_TASK DATA_:
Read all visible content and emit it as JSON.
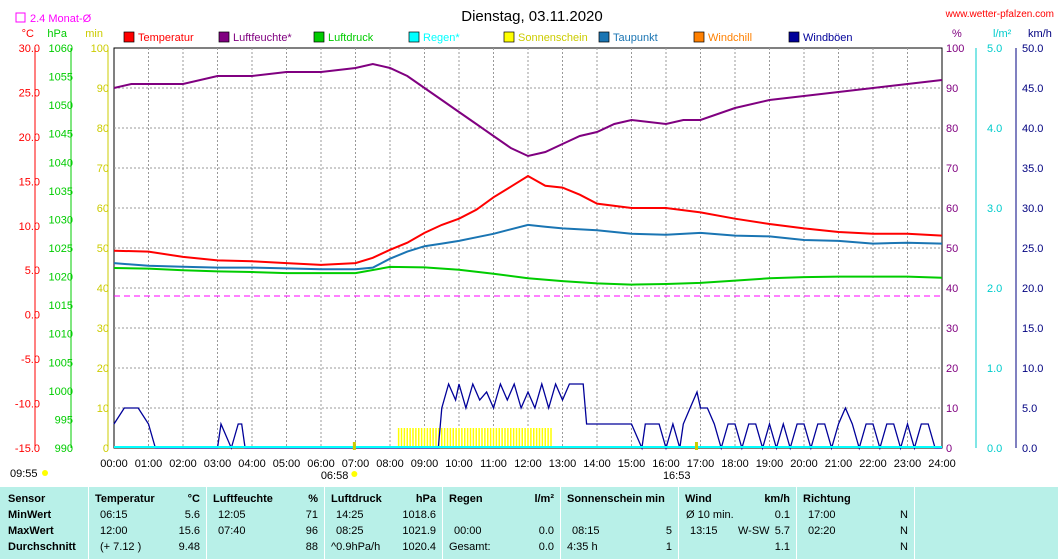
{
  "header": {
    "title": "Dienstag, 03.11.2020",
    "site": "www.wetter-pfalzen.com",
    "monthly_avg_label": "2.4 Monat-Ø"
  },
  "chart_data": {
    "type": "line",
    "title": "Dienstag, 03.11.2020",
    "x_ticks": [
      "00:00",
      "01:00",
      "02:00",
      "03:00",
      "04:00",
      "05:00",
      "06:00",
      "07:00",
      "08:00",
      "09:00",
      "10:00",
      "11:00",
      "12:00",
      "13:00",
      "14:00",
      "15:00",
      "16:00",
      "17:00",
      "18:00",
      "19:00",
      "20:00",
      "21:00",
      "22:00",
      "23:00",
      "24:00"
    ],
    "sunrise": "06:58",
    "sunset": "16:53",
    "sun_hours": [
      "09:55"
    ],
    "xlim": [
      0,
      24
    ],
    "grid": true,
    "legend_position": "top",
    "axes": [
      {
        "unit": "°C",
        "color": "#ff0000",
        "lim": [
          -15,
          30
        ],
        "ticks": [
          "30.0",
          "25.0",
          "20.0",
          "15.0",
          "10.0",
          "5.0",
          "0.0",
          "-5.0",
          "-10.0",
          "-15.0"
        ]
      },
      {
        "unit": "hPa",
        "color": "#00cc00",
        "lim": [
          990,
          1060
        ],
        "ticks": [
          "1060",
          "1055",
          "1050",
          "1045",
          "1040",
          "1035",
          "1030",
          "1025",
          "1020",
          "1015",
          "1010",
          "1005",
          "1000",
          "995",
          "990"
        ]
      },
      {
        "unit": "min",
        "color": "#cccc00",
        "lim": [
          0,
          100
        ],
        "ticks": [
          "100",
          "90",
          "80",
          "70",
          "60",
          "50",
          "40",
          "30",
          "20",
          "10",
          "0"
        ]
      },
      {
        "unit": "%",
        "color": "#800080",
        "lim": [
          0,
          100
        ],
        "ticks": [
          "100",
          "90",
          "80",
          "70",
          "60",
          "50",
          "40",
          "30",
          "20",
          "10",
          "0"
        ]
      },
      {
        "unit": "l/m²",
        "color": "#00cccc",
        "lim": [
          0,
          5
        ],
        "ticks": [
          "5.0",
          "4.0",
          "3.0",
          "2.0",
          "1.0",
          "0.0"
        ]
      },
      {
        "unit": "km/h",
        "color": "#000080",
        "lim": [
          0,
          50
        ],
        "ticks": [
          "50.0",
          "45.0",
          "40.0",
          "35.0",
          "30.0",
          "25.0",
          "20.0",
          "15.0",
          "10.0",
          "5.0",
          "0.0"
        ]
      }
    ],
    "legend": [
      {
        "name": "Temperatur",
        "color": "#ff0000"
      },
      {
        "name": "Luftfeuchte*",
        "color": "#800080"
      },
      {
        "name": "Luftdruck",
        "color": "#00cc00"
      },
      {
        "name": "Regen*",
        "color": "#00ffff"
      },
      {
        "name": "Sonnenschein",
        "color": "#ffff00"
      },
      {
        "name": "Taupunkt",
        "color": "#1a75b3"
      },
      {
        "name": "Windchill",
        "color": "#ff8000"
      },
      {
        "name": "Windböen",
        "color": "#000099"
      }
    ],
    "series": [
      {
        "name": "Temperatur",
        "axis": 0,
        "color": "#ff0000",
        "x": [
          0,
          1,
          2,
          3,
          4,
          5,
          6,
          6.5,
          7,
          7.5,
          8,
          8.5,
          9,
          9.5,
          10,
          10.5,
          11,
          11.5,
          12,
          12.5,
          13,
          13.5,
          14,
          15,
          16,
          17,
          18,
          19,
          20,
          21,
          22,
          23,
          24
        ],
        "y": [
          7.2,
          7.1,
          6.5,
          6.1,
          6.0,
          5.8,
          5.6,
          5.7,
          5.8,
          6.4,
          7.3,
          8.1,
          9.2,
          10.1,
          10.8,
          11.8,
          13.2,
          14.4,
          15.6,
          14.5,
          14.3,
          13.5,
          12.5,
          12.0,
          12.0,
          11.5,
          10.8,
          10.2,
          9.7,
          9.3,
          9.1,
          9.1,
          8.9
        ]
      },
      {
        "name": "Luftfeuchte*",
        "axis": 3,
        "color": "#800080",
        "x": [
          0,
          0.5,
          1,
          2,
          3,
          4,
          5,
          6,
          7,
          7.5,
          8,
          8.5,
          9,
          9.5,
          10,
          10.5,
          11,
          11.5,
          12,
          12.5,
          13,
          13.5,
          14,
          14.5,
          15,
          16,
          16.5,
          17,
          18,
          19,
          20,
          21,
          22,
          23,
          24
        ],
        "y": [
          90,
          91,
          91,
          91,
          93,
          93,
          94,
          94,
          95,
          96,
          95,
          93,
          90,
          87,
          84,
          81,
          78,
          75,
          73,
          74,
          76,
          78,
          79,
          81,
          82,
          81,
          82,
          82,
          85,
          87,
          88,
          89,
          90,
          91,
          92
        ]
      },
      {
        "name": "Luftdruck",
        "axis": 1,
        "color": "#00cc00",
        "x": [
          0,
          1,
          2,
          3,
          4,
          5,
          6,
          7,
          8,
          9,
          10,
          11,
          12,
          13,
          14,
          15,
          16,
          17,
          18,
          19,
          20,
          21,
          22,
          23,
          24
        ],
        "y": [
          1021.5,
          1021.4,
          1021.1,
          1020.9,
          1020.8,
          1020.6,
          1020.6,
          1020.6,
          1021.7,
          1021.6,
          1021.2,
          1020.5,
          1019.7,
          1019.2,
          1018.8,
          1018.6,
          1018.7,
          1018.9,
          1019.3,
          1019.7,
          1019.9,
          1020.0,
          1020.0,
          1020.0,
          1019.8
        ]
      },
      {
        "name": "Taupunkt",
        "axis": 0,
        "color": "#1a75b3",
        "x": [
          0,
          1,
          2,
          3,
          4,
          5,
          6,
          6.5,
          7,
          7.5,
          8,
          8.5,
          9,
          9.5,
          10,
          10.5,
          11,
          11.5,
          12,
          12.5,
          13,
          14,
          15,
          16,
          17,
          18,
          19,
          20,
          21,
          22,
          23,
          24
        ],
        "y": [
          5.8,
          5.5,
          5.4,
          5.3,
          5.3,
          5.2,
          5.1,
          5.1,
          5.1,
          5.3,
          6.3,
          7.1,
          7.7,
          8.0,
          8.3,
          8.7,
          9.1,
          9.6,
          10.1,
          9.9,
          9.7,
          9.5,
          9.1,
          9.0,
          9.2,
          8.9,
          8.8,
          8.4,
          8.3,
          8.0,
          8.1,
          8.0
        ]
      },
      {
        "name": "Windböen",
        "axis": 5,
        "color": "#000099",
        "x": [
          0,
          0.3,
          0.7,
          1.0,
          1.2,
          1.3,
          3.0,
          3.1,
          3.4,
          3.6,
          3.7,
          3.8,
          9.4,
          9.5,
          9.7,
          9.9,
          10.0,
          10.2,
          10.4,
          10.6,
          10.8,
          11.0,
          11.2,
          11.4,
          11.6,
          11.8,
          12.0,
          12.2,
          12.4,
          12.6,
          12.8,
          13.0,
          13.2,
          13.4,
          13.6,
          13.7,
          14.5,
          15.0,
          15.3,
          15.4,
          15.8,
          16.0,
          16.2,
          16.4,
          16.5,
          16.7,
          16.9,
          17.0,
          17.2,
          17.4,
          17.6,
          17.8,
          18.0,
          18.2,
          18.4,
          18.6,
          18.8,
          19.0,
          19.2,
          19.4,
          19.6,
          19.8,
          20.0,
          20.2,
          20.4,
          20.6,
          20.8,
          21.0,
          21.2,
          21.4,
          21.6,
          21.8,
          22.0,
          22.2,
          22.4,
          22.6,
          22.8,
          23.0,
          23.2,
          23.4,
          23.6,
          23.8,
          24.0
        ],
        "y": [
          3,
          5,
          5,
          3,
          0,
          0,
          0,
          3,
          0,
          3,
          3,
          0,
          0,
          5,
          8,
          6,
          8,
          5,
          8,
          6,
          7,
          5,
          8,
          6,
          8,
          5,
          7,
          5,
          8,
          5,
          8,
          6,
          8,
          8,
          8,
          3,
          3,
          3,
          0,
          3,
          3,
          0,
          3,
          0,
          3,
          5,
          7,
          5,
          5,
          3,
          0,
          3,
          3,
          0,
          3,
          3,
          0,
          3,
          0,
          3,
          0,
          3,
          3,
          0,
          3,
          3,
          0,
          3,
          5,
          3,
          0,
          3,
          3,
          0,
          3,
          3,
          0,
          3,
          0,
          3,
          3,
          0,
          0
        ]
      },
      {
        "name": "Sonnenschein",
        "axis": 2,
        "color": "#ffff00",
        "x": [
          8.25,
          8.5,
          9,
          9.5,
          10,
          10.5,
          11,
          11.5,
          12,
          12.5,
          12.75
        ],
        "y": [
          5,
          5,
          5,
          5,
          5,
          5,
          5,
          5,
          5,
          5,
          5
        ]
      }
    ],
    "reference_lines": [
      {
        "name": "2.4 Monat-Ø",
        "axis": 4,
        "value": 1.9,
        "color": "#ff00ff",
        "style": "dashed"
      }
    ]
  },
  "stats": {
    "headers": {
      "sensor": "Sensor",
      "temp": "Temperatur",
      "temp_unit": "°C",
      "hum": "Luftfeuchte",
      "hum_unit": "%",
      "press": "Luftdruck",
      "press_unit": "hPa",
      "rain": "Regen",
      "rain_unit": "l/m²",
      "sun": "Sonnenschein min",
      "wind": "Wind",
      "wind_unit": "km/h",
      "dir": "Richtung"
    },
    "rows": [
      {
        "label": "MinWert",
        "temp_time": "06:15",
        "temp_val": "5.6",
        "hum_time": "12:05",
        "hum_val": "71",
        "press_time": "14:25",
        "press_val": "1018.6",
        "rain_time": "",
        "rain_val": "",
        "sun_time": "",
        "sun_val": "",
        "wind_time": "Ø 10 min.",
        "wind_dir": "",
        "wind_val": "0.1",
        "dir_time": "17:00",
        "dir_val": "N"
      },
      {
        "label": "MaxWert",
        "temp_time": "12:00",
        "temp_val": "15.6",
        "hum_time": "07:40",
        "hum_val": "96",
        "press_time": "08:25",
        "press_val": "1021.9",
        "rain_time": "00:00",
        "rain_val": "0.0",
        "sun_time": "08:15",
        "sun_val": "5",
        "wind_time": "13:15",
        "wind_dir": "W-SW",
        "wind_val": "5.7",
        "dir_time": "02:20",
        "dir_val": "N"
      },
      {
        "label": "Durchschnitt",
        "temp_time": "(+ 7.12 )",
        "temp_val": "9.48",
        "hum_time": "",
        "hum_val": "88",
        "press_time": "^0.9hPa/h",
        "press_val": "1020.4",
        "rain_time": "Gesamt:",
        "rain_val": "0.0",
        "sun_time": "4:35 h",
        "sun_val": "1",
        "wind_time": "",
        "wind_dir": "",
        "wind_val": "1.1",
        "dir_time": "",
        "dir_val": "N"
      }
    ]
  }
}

_SET PROBLEM_: Each line above that includes "Monat" should be shown.

_WRITTEN SOLUTION_:
    "monthly_avg_label": "2.4 Monat-Ø"
        "name": "2.4 Monat-Ø",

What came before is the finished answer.